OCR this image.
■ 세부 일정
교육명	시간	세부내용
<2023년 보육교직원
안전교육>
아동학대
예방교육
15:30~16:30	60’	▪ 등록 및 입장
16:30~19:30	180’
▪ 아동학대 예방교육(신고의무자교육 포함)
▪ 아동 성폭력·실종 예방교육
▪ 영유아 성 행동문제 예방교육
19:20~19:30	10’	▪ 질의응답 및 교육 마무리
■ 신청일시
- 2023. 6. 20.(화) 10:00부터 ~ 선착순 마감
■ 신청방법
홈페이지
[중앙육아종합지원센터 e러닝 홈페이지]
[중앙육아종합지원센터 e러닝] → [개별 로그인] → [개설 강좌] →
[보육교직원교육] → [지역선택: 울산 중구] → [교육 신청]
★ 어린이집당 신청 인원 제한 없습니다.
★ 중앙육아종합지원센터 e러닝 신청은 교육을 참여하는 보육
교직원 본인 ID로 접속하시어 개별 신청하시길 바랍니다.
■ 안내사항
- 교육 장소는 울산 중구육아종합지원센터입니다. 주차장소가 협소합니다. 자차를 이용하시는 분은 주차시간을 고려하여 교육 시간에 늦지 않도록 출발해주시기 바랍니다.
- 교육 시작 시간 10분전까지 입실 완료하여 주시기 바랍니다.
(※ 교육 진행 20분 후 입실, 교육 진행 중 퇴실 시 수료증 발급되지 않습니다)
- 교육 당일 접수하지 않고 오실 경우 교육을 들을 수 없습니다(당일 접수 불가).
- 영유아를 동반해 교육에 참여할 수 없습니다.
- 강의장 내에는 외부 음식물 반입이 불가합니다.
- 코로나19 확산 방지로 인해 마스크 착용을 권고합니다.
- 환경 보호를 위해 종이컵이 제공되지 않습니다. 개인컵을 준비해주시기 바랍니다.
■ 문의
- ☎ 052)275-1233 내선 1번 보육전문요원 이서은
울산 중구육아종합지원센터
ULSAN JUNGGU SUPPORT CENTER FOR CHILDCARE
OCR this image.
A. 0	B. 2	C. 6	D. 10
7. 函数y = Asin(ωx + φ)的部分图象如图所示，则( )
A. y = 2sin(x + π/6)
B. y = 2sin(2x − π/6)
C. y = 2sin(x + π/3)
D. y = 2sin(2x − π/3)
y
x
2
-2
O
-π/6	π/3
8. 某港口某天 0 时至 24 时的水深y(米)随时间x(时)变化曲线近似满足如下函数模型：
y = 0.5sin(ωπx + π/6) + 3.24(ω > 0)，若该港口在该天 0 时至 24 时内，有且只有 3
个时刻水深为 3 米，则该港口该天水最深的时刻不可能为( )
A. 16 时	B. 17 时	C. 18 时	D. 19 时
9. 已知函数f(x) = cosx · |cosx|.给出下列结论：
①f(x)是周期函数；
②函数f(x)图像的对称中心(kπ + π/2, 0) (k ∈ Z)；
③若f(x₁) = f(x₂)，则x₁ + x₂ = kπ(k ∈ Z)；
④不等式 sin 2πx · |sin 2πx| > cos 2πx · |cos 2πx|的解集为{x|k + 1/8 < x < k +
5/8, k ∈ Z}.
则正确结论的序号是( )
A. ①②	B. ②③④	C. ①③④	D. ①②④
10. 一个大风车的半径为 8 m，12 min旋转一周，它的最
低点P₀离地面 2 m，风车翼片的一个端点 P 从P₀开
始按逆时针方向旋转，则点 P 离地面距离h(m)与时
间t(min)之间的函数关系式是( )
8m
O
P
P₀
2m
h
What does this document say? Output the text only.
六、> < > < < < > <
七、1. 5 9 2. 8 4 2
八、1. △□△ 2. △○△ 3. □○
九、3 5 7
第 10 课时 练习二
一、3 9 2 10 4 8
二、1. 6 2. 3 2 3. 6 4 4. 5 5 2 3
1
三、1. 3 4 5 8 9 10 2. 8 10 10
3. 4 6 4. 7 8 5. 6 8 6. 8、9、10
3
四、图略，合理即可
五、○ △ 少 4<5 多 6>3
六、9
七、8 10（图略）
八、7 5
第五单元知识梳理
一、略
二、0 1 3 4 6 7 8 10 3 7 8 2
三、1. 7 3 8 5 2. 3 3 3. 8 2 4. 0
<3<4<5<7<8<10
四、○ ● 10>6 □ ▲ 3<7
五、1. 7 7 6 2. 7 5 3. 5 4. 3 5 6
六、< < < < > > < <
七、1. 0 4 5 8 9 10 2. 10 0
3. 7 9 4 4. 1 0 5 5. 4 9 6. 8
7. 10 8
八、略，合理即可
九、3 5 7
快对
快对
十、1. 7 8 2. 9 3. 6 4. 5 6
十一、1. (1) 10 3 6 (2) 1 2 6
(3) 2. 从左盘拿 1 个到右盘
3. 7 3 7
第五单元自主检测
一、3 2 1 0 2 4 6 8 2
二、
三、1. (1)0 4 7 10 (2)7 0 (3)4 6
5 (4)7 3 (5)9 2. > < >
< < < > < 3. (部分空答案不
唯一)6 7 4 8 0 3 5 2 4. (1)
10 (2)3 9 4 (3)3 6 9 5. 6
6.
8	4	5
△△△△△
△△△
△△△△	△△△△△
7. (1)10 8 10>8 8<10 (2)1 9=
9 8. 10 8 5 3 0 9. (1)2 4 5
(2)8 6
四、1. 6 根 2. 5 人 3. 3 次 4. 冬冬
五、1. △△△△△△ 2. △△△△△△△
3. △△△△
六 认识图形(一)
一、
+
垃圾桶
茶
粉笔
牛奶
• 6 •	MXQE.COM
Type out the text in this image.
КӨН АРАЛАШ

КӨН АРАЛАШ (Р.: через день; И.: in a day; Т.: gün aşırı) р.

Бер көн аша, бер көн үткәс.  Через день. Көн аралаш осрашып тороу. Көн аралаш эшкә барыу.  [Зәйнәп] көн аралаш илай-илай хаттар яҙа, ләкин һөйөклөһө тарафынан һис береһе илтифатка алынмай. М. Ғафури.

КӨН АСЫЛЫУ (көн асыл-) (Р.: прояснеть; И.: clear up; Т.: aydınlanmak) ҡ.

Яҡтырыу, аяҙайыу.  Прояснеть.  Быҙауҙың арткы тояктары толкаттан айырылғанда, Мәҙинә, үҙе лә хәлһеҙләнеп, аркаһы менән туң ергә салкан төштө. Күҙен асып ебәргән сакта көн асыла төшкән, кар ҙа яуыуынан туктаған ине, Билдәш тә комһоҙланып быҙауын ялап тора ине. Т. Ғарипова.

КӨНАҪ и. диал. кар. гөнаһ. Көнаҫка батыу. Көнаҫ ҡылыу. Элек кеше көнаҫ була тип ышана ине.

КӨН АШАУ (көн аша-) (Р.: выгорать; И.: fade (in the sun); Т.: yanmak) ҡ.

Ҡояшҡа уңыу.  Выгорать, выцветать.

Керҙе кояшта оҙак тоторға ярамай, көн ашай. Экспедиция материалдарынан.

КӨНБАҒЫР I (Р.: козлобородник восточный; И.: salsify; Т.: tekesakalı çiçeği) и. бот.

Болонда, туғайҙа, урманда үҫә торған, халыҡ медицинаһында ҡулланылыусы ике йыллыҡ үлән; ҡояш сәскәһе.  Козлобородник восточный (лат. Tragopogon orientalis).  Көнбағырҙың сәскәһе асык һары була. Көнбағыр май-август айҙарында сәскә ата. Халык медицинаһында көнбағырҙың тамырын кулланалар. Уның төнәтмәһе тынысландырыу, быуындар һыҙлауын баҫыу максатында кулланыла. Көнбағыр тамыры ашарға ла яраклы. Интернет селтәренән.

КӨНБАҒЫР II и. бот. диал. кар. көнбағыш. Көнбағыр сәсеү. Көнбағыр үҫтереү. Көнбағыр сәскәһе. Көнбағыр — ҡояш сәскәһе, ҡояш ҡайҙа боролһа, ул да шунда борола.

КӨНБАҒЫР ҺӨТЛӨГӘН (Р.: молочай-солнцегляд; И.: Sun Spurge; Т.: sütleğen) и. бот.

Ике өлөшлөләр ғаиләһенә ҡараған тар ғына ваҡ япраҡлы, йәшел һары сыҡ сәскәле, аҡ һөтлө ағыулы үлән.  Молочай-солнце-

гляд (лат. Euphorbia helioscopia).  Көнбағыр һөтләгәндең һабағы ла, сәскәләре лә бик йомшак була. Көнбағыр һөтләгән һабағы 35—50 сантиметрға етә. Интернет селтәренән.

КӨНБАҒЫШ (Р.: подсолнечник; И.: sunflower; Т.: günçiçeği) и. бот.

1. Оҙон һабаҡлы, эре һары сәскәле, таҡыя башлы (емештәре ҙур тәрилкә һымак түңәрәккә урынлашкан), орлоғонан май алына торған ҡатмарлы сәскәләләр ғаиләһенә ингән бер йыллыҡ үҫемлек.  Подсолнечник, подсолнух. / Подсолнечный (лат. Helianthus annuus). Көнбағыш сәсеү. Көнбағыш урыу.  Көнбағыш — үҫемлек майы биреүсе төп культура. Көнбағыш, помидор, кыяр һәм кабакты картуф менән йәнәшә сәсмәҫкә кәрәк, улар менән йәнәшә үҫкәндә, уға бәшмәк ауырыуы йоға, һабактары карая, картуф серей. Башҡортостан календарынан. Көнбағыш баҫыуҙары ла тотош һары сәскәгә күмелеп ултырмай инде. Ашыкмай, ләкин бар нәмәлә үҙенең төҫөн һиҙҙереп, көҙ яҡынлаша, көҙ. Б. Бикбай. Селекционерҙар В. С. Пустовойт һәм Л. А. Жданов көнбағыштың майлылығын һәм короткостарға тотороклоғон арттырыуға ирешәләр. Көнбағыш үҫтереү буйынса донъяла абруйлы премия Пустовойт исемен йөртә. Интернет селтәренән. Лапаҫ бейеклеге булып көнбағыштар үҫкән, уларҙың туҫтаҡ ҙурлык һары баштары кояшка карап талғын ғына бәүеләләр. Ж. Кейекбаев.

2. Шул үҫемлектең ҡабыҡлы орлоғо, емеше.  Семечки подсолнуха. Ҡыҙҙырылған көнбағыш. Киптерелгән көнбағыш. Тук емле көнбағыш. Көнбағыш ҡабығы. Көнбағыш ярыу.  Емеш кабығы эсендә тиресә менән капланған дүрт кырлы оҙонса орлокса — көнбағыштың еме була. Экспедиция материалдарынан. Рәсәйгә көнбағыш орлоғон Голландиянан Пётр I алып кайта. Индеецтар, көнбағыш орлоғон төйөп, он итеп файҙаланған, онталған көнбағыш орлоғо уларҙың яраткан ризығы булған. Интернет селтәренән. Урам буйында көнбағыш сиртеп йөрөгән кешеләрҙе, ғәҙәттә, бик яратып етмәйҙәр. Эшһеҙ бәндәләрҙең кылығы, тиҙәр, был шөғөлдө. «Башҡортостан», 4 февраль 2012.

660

• • •

Exercise:
Wherever "день" shows up in a line, copy that line.

Expected output:
КӨН АРАЛАШ (Р.: через день; И.: in a day; Т.: gün aşırı) р.
Бер көн аша, бер көн үткәс.  Через день. Көн аралаш осрашып тороу. Көн аралаш эшкә барыу.  [Зәйнәп] көн аралаш илай-илай хаттар яҙа, ләкин һөйөклөһө тарафынан һис береһе илтифатка алынмай. М. Ғафури.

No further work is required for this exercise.